◆ PASSAGE ◆
____

Power supply with by-pass function and operation method
Abstract
A power supply with by-pass function is provided. The power supply comprises an AC-to-DC converter, an input energy-storing capacitor, a ride through circuit, a DC-to-DC converter and an input voltage sensing and logic control circuit. When a voltage value of an input capacitor voltage is in the normal operation range, the ride through circuit outputs an output capacitor voltage according to a first control signal, wherein an output capacitor voltage is equal to the input capacitor voltage. When the voltage value of an input capacitor voltage is in the abnormal operation range, the ride through circuit outputs the output capacitor voltage according to a second control signal, wherein the output capacitor voltage is larger than the input capacitor voltage.

____

◆ EXERCISE SET ◆
**a.** From the power supply abstract, extract the text between "Power supply with by-pass function and" and "than the input capacitor voltage.", inclusive.
**b.** According to the abstract, which components make up the power supply?
**c.** Using the abstract, explain what makes the ride through circuit output a voltage larger than the input capacitor voltage rather than equal to it.
The records are not needed for any of this work.

◆ DATA ROWS ◆
____

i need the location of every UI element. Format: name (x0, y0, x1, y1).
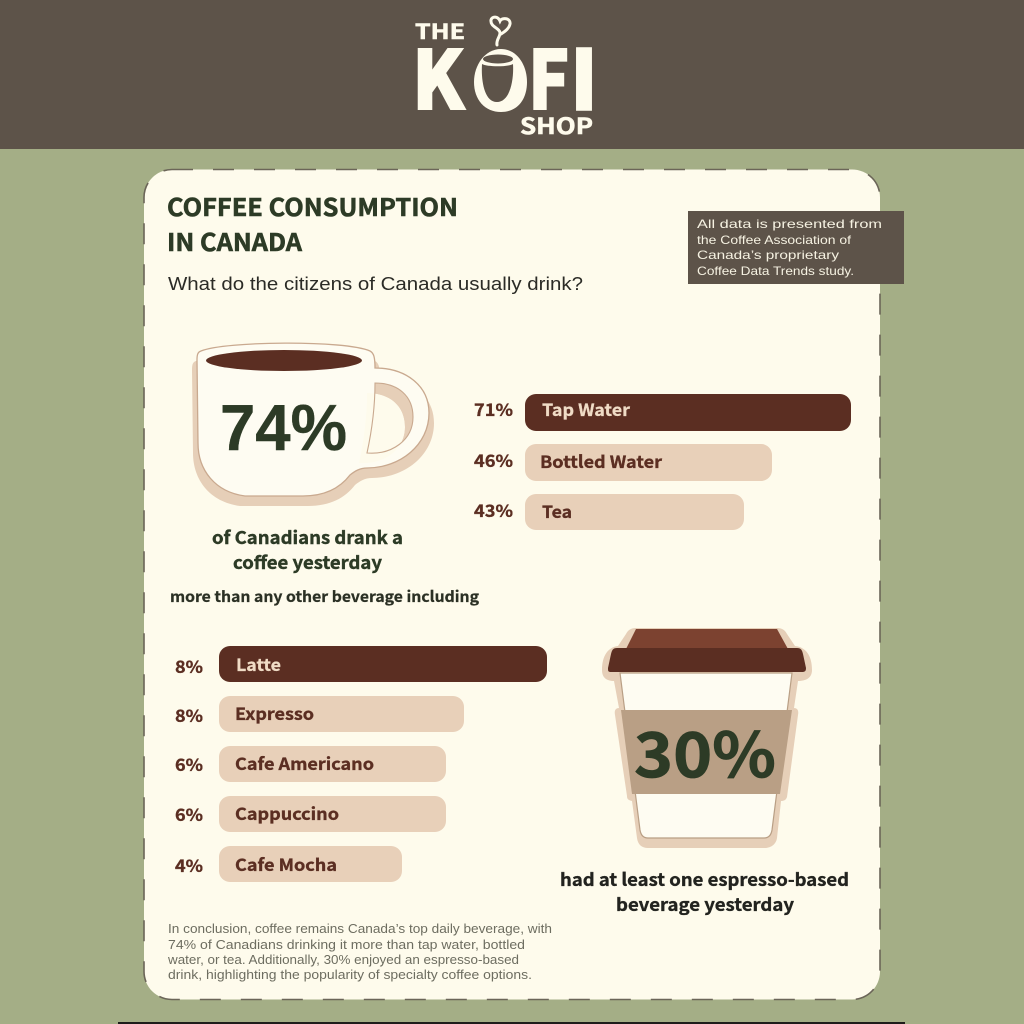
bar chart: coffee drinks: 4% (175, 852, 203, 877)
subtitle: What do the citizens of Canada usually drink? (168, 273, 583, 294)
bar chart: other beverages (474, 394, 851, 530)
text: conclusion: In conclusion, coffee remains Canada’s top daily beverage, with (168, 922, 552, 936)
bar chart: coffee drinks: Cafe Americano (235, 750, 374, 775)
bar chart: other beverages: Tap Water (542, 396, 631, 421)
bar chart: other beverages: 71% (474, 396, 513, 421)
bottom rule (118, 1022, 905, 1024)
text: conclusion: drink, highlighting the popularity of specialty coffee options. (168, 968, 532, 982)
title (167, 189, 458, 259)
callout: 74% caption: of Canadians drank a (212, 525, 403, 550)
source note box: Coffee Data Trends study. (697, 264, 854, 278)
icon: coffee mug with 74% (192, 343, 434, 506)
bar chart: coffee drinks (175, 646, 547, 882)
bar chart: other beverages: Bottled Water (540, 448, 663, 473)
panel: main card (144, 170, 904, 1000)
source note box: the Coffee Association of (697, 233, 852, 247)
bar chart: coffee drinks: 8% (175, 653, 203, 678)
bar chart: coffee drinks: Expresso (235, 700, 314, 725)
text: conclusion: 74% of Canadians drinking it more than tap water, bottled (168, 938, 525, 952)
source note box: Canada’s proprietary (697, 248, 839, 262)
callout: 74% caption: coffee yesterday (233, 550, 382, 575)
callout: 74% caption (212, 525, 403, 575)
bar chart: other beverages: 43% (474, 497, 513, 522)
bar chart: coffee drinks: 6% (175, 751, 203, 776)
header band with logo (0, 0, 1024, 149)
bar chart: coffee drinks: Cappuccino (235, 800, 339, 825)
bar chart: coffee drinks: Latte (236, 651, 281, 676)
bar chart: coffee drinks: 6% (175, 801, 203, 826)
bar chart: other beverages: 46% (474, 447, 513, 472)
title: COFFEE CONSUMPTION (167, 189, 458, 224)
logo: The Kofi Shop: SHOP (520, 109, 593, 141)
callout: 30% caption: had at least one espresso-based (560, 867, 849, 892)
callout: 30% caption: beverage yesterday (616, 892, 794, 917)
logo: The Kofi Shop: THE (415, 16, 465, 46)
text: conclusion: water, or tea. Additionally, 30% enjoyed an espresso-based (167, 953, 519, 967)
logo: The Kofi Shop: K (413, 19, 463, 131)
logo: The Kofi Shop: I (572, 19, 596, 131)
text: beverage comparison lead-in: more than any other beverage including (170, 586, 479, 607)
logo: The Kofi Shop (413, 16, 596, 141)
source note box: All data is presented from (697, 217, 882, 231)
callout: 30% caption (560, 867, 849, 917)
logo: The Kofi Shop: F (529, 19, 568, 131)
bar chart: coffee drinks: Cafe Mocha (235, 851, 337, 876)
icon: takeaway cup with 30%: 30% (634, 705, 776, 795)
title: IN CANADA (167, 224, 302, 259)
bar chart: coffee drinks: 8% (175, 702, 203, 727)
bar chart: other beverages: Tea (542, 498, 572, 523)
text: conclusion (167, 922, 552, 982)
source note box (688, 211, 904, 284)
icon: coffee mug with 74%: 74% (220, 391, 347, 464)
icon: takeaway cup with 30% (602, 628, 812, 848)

____

◆ THE SOLUTIONS ◆
**a.**
Power supply with by-pass function and operation method
Abstract
A power supply with by-pass function is provided. The power supply comprises an AC-to-DC converter, an input energy-storing capacitor, a ride through circuit, a DC-to-DC converter and an input voltage sensing and logic control circuit. When a voltage value of an input capacitor voltage is in the normal operation range, the ride through circuit outputs an output capacitor voltage according to a first control signal, wherein an output capacitor voltage is equal to the input capacitor voltage. When the voltage value of an input capacitor voltage is in the abnormal operation range, the ride through circuit outputs the output capacitor voltage according to a second control signal, wherein the output capacitor voltage is larger than the input capacitor voltage.

**b.** It comprises an AC-to-DC converter, an input energy-storing capacitor, a ride through circuit, a DC-to-DC converter, and an input voltage sensing and logic control circuit.

**c.** The output depends on the range of the input capacitor voltage. When that voltage is in the normal operation range, the circuit follows a first control signal and outputs a voltage equal to it. When it is in the abnormal operation range, the circuit follows a second control signal and outputs a larger voltage.